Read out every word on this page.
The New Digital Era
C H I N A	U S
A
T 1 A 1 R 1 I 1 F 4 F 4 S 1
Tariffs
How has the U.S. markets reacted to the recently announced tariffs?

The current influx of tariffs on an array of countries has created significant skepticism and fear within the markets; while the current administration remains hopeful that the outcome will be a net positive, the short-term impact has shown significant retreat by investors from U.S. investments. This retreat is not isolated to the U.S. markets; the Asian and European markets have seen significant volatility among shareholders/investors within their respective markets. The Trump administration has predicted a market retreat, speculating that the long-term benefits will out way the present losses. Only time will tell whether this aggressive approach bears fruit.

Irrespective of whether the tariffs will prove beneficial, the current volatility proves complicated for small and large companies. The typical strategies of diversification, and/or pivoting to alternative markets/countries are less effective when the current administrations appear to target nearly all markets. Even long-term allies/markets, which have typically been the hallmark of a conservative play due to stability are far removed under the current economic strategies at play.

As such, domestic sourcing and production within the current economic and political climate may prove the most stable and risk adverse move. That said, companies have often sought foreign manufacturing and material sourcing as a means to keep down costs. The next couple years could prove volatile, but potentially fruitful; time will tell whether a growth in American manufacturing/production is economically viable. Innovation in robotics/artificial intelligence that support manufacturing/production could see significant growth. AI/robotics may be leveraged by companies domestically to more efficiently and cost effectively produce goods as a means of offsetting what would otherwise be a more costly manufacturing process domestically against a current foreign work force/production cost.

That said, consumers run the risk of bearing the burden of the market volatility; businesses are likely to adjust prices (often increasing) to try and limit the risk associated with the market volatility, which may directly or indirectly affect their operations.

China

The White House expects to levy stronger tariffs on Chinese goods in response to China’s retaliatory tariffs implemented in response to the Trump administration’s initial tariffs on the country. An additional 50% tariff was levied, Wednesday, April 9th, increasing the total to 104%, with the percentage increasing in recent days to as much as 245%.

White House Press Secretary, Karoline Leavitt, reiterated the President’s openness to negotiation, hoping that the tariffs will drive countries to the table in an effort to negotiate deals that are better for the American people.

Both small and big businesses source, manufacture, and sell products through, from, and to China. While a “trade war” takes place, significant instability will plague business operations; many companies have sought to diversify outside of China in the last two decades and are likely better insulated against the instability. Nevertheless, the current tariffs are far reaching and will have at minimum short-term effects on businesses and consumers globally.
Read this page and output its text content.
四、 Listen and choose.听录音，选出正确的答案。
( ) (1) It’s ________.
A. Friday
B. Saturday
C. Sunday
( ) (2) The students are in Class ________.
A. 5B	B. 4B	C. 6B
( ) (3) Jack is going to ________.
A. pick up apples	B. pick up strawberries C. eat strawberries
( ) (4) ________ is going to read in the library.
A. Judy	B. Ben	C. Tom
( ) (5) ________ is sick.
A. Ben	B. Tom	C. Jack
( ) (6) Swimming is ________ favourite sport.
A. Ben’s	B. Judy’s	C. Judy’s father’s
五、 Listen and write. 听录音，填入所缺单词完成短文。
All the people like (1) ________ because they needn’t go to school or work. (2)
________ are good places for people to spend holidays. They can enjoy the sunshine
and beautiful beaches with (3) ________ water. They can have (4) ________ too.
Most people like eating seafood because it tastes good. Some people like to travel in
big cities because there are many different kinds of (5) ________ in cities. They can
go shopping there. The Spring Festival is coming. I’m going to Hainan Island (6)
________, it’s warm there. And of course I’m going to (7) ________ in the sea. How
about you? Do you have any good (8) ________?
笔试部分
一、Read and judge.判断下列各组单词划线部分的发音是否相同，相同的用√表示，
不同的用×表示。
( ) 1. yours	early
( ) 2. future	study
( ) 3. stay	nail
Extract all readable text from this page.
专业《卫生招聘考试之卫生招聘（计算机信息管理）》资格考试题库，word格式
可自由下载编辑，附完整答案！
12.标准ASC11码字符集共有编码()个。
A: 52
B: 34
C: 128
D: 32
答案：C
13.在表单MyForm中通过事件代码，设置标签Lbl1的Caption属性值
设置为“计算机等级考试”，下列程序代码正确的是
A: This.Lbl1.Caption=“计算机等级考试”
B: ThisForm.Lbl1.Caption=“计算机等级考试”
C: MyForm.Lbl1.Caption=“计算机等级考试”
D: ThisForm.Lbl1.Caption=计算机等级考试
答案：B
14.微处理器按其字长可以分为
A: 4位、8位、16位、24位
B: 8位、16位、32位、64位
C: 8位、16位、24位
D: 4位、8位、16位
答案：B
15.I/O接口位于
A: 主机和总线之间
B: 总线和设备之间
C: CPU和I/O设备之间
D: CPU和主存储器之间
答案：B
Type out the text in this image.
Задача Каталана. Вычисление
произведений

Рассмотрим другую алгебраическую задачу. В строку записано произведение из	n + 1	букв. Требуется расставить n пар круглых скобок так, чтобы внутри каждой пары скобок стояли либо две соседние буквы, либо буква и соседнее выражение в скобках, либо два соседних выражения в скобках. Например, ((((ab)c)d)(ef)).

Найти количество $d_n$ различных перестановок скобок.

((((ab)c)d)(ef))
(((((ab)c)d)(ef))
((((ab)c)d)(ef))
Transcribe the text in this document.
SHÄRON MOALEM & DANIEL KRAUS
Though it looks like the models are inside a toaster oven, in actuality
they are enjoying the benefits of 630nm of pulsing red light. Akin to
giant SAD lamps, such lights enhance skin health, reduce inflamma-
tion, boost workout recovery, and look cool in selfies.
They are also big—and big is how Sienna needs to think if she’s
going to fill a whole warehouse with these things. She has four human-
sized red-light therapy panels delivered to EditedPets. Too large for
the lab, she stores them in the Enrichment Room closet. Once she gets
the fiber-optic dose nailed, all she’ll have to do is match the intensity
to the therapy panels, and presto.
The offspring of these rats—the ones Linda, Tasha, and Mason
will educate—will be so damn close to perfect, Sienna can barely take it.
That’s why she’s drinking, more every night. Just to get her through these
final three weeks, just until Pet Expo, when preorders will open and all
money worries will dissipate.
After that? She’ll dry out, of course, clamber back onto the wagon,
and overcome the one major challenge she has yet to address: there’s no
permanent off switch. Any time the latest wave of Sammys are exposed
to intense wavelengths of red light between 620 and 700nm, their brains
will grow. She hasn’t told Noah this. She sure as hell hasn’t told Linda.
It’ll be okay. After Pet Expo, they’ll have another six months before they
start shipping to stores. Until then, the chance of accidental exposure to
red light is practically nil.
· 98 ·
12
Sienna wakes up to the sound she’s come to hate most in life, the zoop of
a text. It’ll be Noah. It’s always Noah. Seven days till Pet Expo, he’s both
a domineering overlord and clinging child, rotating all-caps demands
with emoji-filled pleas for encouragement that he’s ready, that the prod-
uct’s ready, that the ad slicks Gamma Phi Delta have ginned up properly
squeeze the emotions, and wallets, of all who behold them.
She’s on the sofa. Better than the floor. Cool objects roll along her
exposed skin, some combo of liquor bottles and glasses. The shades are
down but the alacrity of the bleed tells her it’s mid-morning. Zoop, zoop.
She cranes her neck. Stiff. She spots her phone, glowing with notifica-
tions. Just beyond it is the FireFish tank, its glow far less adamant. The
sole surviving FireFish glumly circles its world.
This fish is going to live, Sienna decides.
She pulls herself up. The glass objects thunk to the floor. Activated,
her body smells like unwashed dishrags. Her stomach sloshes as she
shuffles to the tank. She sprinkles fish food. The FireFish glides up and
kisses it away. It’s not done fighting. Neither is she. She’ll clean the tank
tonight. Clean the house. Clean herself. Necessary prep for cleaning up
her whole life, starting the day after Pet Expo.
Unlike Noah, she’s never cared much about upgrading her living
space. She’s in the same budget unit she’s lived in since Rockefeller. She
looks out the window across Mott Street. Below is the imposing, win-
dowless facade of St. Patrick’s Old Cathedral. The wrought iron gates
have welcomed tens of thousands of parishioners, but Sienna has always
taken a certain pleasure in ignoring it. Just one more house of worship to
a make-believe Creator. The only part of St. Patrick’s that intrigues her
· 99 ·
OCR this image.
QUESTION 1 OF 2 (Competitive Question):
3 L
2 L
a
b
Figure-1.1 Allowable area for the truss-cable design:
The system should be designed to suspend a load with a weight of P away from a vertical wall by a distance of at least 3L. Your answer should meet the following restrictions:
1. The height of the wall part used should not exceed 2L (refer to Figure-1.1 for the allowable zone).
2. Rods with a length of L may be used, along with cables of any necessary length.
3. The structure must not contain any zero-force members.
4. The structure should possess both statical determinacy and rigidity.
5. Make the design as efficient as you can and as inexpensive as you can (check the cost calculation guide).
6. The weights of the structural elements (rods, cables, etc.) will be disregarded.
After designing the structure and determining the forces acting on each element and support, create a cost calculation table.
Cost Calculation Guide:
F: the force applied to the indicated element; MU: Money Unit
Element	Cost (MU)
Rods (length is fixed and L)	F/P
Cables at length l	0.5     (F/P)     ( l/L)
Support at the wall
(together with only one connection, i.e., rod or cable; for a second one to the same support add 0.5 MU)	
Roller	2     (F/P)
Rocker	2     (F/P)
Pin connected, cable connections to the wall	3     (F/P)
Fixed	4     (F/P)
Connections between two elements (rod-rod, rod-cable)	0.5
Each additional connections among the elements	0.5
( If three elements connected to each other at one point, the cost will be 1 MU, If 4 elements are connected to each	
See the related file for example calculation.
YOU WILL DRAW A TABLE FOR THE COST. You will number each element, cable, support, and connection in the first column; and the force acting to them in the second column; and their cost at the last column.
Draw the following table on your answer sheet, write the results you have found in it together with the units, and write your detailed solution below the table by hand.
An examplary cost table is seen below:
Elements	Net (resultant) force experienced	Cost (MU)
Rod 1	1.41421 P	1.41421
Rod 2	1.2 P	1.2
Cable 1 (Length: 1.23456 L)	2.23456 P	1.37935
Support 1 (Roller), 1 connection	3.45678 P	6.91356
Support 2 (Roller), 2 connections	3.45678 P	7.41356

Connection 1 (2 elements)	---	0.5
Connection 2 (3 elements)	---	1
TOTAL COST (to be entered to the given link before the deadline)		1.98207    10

*EXERCISE INSTRUCTIONS*
Among the lines of the records above, count those holding the string "Listen", and report only the number.

*ANSWER TO THE PROBLEM*
2